[Records]

□ □ □ □ □

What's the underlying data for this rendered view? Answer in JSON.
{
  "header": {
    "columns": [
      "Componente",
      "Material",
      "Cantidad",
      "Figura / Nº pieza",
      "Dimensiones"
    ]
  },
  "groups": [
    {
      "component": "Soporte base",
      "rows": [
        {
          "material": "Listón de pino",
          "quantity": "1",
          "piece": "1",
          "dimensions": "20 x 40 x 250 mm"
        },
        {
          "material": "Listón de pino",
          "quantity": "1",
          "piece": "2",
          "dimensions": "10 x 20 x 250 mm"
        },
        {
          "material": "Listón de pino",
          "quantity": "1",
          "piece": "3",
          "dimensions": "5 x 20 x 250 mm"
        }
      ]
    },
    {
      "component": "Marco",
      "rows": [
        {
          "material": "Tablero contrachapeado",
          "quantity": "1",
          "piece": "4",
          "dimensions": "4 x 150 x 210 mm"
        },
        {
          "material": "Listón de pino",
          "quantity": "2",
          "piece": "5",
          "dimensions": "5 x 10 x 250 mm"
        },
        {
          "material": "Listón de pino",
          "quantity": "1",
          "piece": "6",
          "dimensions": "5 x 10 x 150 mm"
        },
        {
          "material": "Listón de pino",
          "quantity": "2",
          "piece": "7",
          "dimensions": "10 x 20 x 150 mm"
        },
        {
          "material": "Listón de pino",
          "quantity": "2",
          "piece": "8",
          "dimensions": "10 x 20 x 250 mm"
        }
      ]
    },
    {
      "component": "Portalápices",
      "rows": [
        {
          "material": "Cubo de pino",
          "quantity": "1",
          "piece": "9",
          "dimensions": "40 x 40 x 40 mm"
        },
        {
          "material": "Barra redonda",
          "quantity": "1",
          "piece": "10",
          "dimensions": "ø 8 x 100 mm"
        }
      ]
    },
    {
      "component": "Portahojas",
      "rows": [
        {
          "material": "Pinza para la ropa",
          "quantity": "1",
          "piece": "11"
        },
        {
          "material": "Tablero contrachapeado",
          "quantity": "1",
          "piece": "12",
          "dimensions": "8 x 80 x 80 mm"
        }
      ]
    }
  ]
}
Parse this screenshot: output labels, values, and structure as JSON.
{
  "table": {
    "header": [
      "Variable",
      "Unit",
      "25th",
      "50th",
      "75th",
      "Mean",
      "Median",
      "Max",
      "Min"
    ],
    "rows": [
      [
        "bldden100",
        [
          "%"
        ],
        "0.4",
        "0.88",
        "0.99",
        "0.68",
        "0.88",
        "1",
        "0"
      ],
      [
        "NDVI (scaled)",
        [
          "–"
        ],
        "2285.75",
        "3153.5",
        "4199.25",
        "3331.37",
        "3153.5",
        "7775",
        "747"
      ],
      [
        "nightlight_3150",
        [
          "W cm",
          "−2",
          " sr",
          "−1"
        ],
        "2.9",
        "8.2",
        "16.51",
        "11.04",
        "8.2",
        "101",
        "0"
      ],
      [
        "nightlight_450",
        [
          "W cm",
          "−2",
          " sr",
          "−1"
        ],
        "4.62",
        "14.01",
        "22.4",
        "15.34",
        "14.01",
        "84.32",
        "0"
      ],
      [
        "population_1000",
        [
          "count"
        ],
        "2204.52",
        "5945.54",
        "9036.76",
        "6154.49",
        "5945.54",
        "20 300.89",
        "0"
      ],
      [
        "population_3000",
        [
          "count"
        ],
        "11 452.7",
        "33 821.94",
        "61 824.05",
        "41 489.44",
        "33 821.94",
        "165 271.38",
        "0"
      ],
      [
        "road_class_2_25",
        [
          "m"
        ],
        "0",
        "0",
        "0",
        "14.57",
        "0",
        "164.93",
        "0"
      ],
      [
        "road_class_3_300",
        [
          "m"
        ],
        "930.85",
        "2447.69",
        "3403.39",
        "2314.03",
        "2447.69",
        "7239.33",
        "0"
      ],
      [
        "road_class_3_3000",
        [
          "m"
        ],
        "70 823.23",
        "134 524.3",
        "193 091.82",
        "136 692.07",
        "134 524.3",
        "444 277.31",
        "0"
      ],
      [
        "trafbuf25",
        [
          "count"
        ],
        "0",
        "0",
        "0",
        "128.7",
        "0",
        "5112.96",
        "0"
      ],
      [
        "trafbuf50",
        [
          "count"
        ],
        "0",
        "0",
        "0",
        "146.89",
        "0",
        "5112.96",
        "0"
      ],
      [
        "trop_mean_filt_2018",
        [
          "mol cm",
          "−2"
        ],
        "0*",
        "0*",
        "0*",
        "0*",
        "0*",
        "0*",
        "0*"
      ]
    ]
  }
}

□ □ □ □ □

:: Problem to work on ::
All of the records must be retyped exactly as they are.

:: Response below ::
What's the underlying data for this rendered view? Answer in JSON.
{
  "header": {
    "columns": [
      "Componente",
      "Material",
      "Cantidad",
      "Figura / Nº pieza",
      "Dimensiones"
    ]
  },
  "groups": [
    {
      "component": "Soporte base",
      "rows": [
        {
          "material": "Listón de pino",
          "quantity": "1",
          "piece": "1",
          "dimensions": "20 x 40 x 250 mm"
        },
        {
          "material": "Listón de pino",
          "quantity": "1",
          "piece": "2",
          "dimensions": "10 x 20 x 250 mm"
        },
        {
          "material": "Listón de pino",
          "quantity": "1",
          "piece": "3",
          "dimensions": "5 x 20 x 250 mm"
        }
      ]
    },
    {
      "component": "Marco",
      "rows": [
        {
          "material": "Tablero contrachapeado",
          "quantity": "1",
          "piece": "4",
          "dimensions": "4 x 150 x 210 mm"
        },
        {
          "material": "Listón de pino",
          "quantity": "2",
          "piece": "5",
          "dimensions": "5 x 10 x 250 mm"
        },
        {
          "material": "Listón de pino",
          "quantity": "1",
          "piece": "6",
          "dimensions": "5 x 10 x 150 mm"
        },
        {
          "material": "Listón de pino",
          "quantity": "2",
          "piece": "7",
          "dimensions": "10 x 20 x 150 mm"
        },
        {
          "material": "Listón de pino",
          "quantity": "2",
          "piece": "8",
          "dimensions": "10 x 20 x 250 mm"
        }
      ]
    },
    {
      "component": "Portalápices",
      "rows": [
        {
          "material": "Cubo de pino",
          "quantity": "1",
          "piece": "9",
          "dimensions": "40 x 40 x 40 mm"
        },
        {
          "material": "Barra redonda",
          "quantity": "1",
          "piece": "10",
          "dimensions": "ø 8 x 100 mm"
        }
      ]
    },
    {
      "component": "Portahojas",
      "rows": [
        {
          "material": "Pinza para la ropa",
          "quantity": "1",
          "piece": "11"
        },
        {
          "material": "Tablero contrachapeado",
          "quantity": "1",
          "piece": "12",
          "dimensions": "8 x 80 x 80 mm"
        }
      ]
    }
  ]
}
Parse this screenshot: output labels, values, and structure as JSON.
{
  "table": {
    "header": [
      "Variable",
      "Unit",
      "25th",
      "50th",
      "75th",
      "Mean",
      "Median",
      "Max",
      "Min"
    ],
    "rows": [
      [
        "bldden100",
        [
          "%"
        ],
        "0.4",
        "0.88",
        "0.99",
        "0.68",
        "0.88",
        "1",
        "0"
      ],
      [
        "NDVI (scaled)",
        [
          "–"
        ],
        "2285.75",
        "3153.5",
        "4199.25",
        "3331.37",
        "3153.5",
        "7775",
        "747"
      ],
      [
        "nightlight_3150",
        [
          "W cm",
          "−2",
          " sr",
          "−1"
        ],
        "2.9",
        "8.2",
        "16.51",
        "11.04",
        "8.2",
        "101",
        "0"
      ],
      [
        "nightlight_450",
        [
          "W cm",
          "−2",
          " sr",
          "−1"
        ],
        "4.62",
        "14.01",
        "22.4",
        "15.34",
        "14.01",
        "84.32",
        "0"
      ],
      [
        "population_1000",
        [
          "count"
        ],
        "2204.52",
        "5945.54",
        "9036.76",
        "6154.49",
        "5945.54",
        "20 300.89",
        "0"
      ],
      [
        "population_3000",
        [
          "count"
        ],
        "11 452.7",
        "33 821.94",
        "61 824.05",
        "41 489.44",
        "33 821.94",
        "165 271.38",
        "0"
      ],
      [
        "road_class_2_25",
        [
          "m"
        ],
        "0",
        "0",
        "0",
        "14.57",
        "0",
        "164.93",
        "0"
      ],
      [
        "road_class_3_300",
        [
          "m"
        ],
        "930.85",
        "2447.69",
        "3403.39",
        "2314.03",
        "2447.69",
        "7239.33",
        "0"
      ],
      [
        "road_class_3_3000",
        [
          "m"
        ],
        "70 823.23",
        "134 524.3",
        "193 091.82",
        "136 692.07",
        "134 524.3",
        "444 277.31",
        "0"
      ],
      [
        "trafbuf25",
        [
          "count"
        ],
        "0",
        "0",
        "0",
        "128.7",
        "0",
        "5112.96",
        "0"
      ],
      [
        "trafbuf50",
        [
          "count"
        ],
        "0",
        "0",
        "0",
        "146.89",
        "0",
        "5112.96",
        "0"
      ],
      [
        "trop_mean_filt_2018",
        [
          "mol cm",
          "−2"
        ],
        "0*",
        "0*",
        "0*",
        "0*",
        "0*",
        "0*",
        "0*"
      ]
    ]
  }
}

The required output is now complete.